Only the number is needed: how many lines of the records include "more"?
━━━ SOURCE RECORDS ━━━
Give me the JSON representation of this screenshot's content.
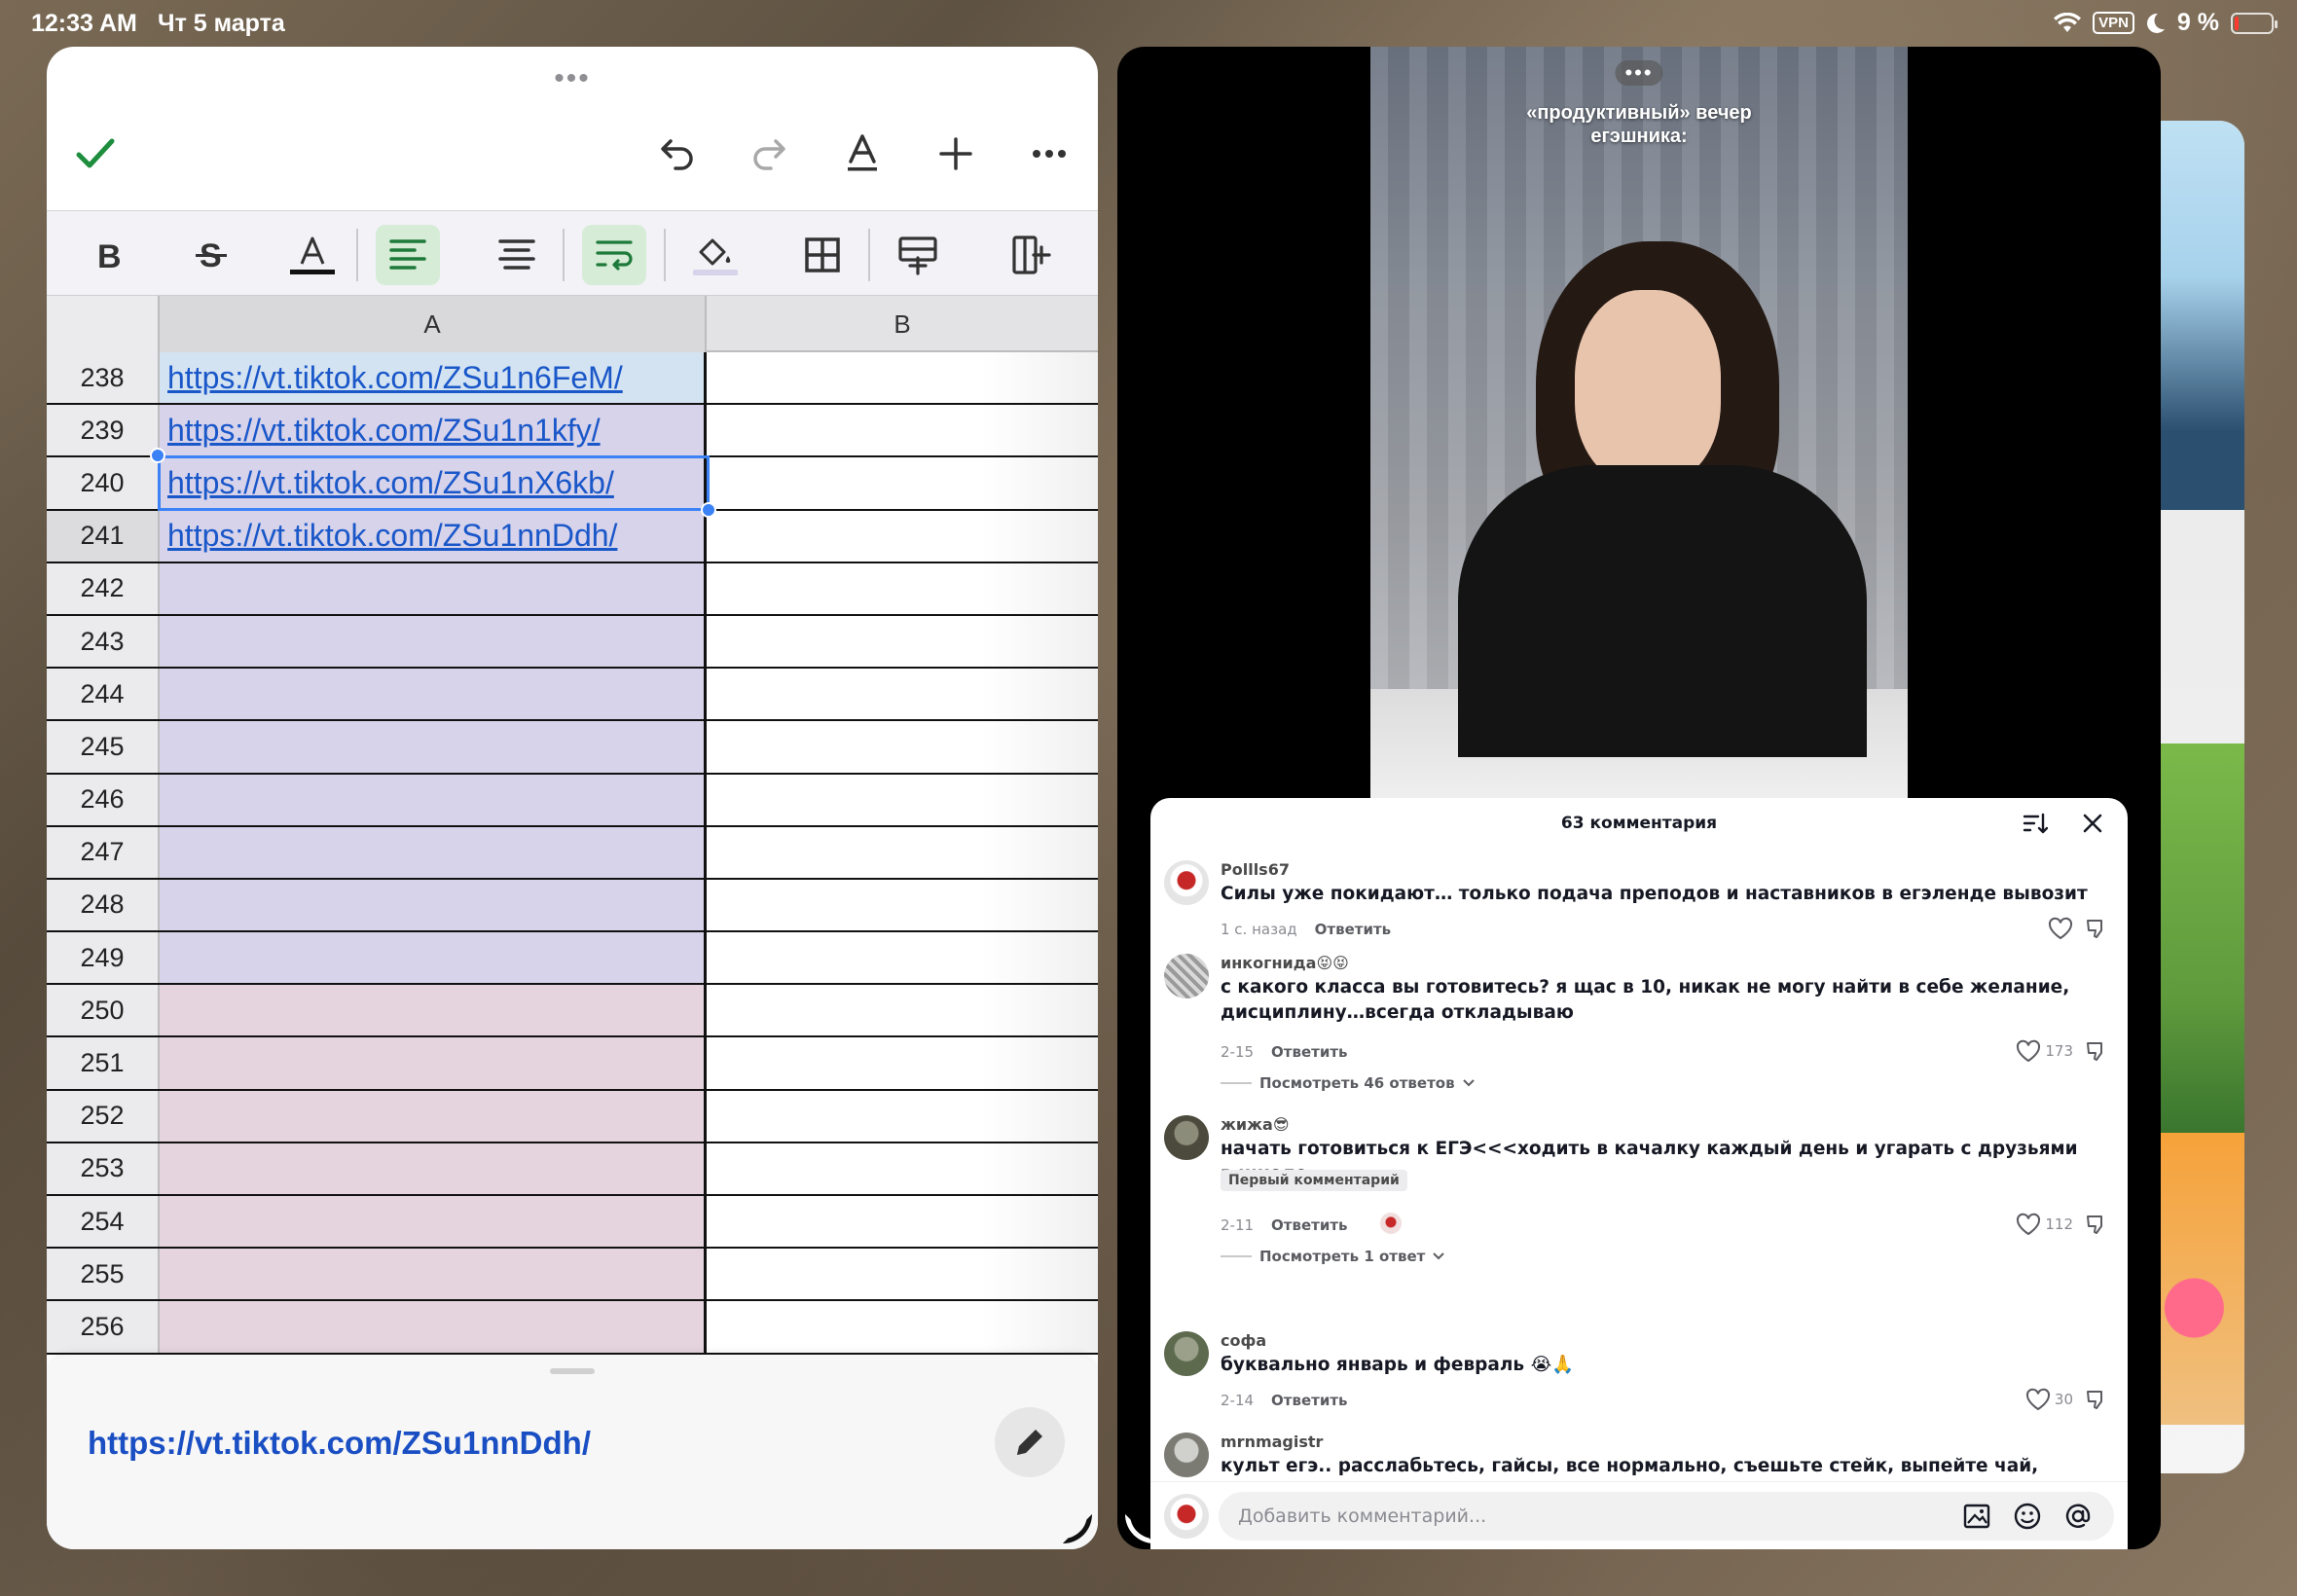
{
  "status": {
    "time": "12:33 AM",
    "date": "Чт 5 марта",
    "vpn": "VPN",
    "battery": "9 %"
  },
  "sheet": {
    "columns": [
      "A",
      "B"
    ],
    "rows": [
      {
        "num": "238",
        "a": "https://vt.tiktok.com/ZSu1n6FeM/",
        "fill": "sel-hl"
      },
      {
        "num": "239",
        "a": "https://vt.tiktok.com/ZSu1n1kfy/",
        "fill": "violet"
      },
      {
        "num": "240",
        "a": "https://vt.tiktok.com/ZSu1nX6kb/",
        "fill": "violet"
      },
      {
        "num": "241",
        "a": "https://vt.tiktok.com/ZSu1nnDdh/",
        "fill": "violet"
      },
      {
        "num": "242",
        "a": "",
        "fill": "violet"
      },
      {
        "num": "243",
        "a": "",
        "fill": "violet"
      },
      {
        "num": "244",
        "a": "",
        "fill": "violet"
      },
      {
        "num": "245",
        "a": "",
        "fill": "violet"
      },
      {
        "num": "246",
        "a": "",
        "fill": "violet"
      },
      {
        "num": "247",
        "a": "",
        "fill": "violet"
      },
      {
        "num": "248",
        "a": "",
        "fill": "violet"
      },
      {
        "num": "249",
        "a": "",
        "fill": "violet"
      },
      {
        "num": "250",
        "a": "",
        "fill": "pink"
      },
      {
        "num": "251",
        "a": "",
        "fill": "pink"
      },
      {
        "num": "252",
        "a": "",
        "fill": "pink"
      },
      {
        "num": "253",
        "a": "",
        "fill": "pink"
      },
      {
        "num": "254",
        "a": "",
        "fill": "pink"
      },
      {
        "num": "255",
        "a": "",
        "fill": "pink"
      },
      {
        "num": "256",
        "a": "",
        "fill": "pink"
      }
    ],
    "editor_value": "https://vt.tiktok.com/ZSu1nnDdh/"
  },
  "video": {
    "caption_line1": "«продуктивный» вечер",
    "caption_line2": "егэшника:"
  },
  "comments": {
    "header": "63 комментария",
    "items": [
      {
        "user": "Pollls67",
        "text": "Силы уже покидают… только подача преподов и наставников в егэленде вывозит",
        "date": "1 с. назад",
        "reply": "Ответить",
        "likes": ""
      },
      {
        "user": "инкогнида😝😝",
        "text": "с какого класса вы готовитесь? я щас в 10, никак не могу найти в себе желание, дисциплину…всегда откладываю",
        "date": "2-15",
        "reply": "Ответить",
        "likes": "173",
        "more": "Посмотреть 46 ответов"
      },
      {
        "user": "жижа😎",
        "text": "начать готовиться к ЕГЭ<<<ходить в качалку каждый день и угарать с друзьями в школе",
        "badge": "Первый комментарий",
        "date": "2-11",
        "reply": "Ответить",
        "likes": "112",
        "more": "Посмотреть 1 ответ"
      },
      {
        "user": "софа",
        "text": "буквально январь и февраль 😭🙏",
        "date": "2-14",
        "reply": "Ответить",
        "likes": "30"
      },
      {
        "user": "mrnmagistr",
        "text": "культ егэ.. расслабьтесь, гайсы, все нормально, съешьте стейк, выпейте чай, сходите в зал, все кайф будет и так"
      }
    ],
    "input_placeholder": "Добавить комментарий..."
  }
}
━━━
━━━ SOURCE RECORDS ━━━
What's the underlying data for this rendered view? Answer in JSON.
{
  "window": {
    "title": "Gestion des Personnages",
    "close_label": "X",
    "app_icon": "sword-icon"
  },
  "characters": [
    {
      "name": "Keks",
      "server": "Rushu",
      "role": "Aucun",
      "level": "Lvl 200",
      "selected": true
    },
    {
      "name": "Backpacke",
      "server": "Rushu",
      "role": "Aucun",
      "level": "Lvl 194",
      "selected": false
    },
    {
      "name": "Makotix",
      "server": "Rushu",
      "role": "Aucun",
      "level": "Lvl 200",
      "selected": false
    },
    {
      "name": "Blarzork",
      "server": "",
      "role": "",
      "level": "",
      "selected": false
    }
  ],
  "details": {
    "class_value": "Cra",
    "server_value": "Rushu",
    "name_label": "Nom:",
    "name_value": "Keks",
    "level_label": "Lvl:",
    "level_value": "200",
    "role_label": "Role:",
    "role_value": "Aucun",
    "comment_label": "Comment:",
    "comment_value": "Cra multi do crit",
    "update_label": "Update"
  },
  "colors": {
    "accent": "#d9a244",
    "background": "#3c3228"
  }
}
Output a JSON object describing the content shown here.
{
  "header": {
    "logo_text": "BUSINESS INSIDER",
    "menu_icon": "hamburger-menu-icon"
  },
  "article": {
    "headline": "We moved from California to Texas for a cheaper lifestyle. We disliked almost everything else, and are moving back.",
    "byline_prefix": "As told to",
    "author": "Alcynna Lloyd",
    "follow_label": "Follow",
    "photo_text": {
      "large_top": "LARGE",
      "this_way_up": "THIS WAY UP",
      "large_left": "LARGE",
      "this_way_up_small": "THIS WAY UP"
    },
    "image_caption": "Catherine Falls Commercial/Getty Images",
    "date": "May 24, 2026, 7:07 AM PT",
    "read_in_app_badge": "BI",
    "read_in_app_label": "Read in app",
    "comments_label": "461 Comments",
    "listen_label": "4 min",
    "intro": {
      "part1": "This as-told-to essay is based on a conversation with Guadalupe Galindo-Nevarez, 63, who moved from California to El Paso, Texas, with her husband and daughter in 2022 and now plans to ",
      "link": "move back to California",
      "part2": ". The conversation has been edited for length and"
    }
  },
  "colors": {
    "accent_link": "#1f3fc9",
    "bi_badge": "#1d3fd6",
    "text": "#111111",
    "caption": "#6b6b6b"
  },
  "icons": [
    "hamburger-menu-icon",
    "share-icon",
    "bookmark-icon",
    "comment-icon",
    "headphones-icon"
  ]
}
━━━
OUTPUT BELOW
2